--- START OF DATA LINES ---

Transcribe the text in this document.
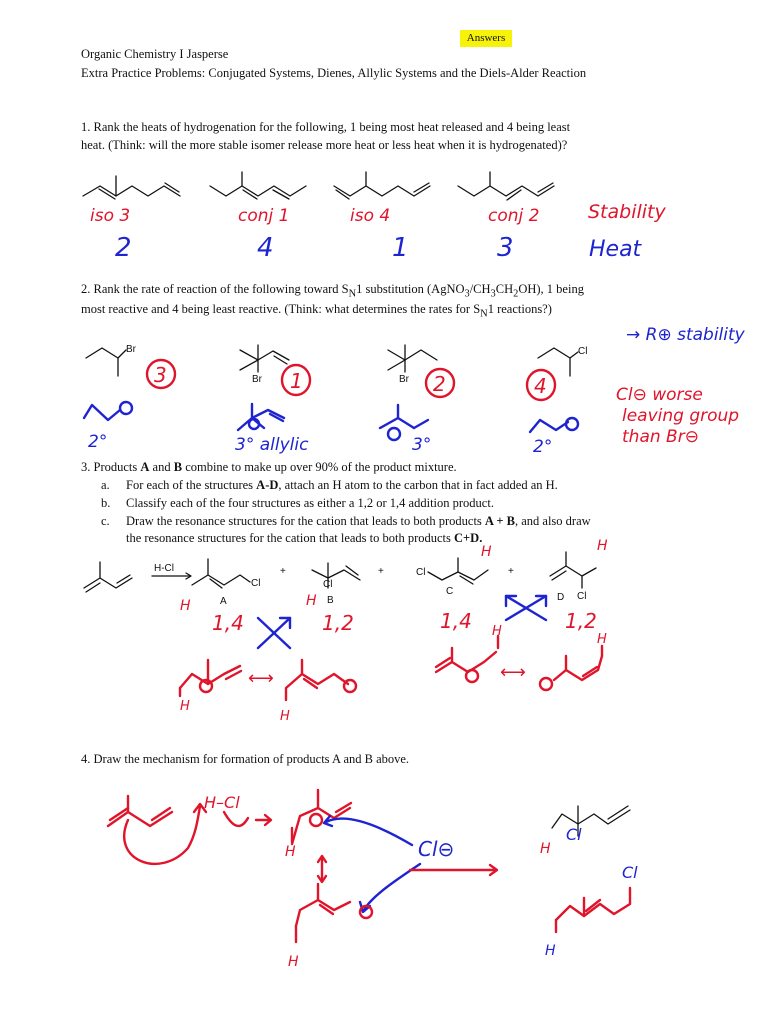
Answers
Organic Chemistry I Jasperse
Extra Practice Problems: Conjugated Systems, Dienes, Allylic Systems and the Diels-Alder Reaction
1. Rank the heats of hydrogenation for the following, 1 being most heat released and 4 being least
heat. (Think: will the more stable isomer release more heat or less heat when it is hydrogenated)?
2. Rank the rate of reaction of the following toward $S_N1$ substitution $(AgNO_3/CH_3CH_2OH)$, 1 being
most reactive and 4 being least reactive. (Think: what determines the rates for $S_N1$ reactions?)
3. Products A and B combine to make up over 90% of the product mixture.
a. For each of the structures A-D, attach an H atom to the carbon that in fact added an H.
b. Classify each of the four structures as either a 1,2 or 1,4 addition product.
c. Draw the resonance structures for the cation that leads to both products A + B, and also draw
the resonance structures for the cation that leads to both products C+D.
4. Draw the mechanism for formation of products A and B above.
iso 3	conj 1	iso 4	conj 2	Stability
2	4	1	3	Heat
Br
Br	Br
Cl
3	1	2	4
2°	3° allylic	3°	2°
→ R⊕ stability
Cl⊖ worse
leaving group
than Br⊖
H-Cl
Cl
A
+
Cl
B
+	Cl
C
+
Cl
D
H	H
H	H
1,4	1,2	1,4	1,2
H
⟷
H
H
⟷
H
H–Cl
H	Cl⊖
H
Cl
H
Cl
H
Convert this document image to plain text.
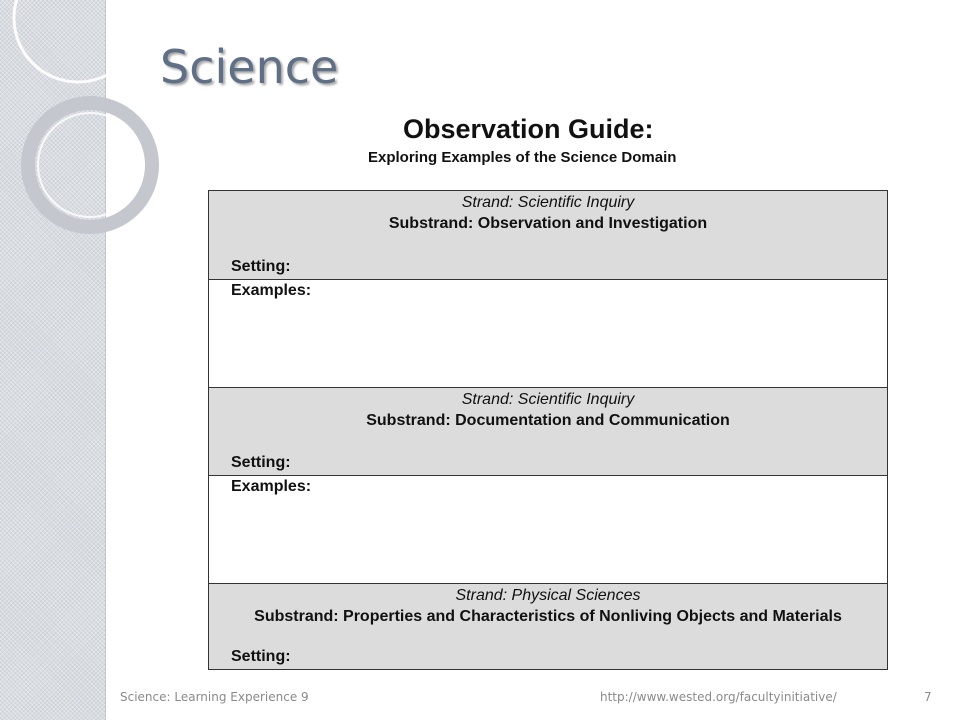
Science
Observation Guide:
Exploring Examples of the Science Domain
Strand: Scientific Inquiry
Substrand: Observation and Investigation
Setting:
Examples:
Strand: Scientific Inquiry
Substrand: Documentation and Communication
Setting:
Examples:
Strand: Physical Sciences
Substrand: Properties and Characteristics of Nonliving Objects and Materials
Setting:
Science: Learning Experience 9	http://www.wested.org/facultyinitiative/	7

--- END OF DATA LINES ---
--- START OF DATA LINES ---

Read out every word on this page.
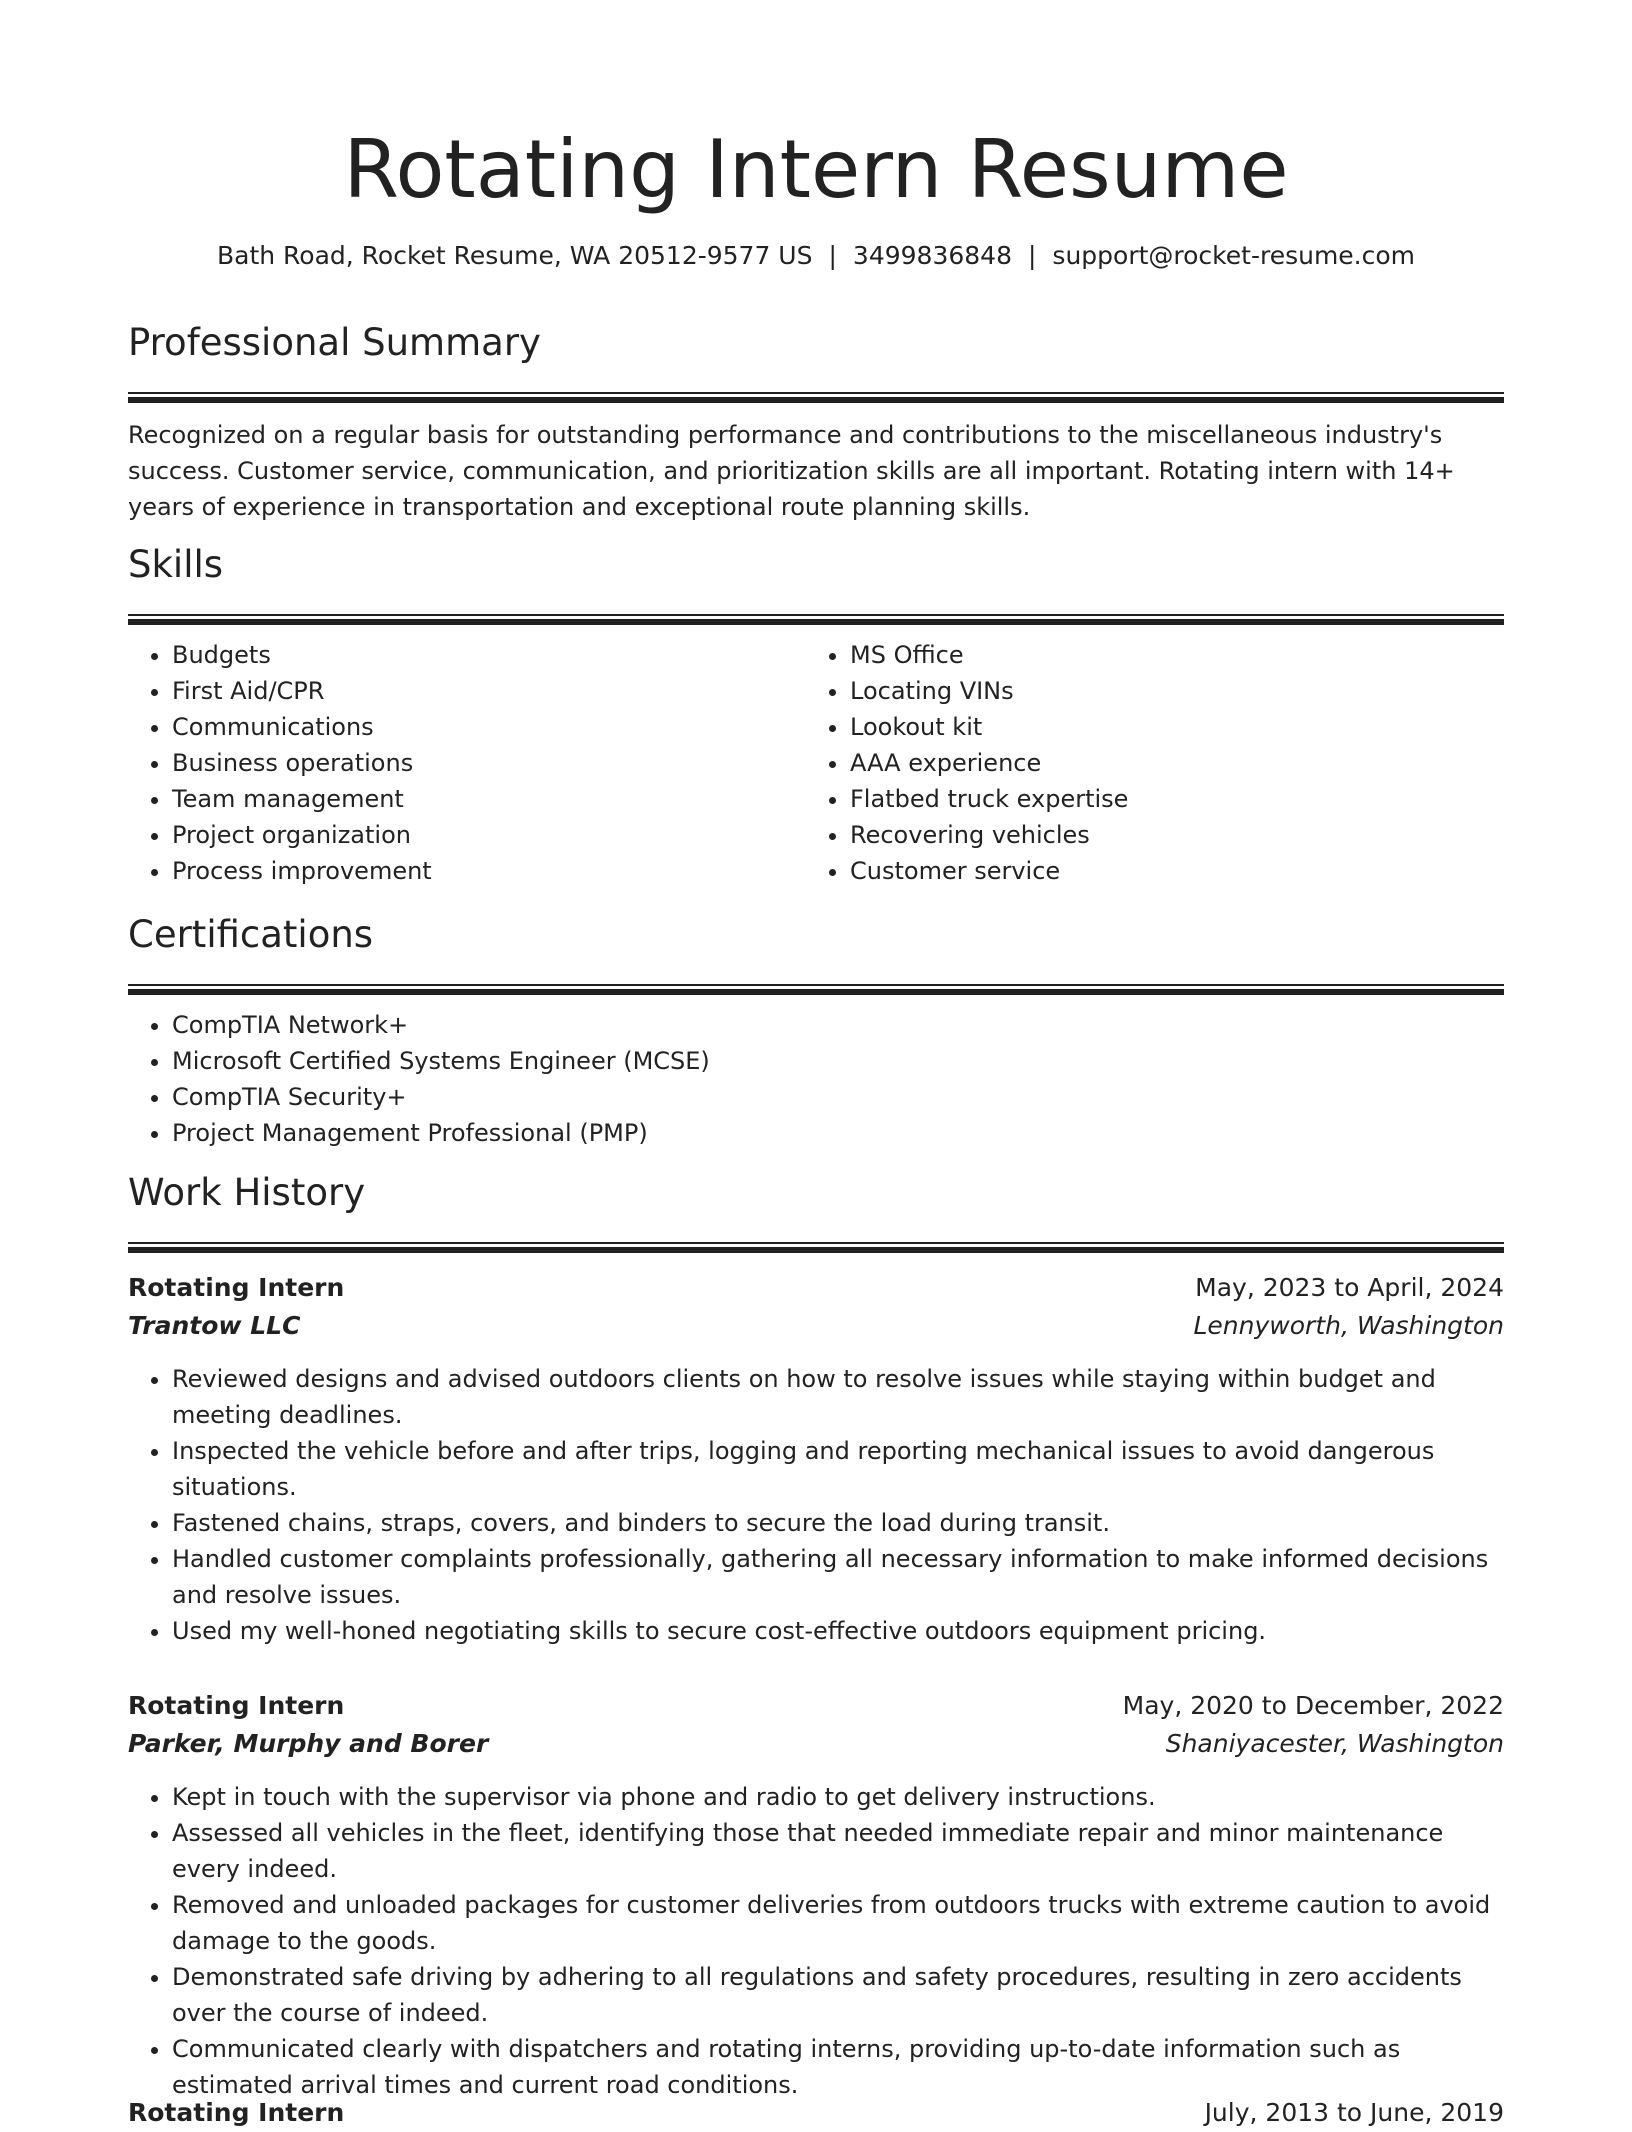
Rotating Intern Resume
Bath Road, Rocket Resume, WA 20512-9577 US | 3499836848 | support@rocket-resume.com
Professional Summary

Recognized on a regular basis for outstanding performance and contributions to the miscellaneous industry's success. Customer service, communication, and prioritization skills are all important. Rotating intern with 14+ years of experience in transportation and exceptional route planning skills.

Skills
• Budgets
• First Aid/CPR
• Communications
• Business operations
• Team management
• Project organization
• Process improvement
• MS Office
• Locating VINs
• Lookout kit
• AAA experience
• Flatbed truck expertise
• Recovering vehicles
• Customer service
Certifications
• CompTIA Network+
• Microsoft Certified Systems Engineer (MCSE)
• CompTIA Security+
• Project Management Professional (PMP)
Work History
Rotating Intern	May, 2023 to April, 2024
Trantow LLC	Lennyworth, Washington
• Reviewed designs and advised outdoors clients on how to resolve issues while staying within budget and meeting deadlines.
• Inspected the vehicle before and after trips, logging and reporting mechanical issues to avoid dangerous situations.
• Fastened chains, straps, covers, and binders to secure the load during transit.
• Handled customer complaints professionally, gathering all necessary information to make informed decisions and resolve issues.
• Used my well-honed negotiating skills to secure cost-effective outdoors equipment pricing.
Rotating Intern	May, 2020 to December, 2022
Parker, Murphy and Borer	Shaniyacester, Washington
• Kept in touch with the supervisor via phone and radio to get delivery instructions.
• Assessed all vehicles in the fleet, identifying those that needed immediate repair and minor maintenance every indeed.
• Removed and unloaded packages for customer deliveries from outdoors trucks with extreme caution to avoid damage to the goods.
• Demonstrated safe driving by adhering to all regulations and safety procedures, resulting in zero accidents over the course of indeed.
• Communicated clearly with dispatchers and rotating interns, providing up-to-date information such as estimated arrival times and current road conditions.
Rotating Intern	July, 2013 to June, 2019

--- END OF DATA LINES ---

### SHORT TASK
Going through the entries above, tally each line that has the word "outdoors". Answer with the number only.

### SOLVED EXERCISE
3